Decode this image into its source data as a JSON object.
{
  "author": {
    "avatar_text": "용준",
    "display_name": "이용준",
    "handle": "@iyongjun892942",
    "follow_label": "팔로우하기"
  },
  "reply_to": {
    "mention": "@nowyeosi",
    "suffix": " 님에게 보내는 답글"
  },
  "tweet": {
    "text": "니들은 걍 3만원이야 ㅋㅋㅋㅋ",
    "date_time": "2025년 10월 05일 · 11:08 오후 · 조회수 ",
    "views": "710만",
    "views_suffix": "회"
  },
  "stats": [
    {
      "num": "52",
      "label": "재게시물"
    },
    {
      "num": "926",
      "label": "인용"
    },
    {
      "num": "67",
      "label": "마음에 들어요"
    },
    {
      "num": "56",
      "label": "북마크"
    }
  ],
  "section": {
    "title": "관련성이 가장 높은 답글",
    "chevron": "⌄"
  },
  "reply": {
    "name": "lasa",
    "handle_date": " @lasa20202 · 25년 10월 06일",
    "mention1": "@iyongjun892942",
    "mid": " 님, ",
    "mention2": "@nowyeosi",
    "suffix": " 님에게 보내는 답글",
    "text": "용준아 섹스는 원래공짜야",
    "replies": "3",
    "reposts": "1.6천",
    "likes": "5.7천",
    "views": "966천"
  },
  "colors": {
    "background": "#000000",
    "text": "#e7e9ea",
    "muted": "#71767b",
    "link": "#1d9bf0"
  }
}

※

Required work: What is needed here is an exact reproduction of all the entries.

Written response:
Decode this image into its source data as a JSON object.
{
  "author": {
    "avatar_text": "용준",
    "display_name": "이용준",
    "handle": "@iyongjun892942",
    "follow_label": "팔로우하기"
  },
  "reply_to": {
    "mention": "@nowyeosi",
    "suffix": " 님에게 보내는 답글"
  },
  "tweet": {
    "text": "니들은 걍 3만원이야 ㅋㅋㅋㅋ",
    "date_time": "2025년 10월 05일 · 11:08 오후 · 조회수 ",
    "views": "710만",
    "views_suffix": "회"
  },
  "stats": [
    {
      "num": "52",
      "label": "재게시물"
    },
    {
      "num": "926",
      "label": "인용"
    },
    {
      "num": "67",
      "label": "마음에 들어요"
    },
    {
      "num": "56",
      "label": "북마크"
    }
  ],
  "section": {
    "title": "관련성이 가장 높은 답글",
    "chevron": "⌄"
  },
  "reply": {
    "name": "lasa",
    "handle_date": " @lasa20202 · 25년 10월 06일",
    "mention1": "@iyongjun892942",
    "mid": " 님, ",
    "mention2": "@nowyeosi",
    "suffix": " 님에게 보내는 답글",
    "text": "용준아 섹스는 원래공짜야",
    "replies": "3",
    "reposts": "1.6천",
    "likes": "5.7천",
    "views": "966천"
  },
  "colors": {
    "background": "#000000",
    "text": "#e7e9ea",
    "muted": "#71767b",
    "link": "#1d9bf0"
  }
}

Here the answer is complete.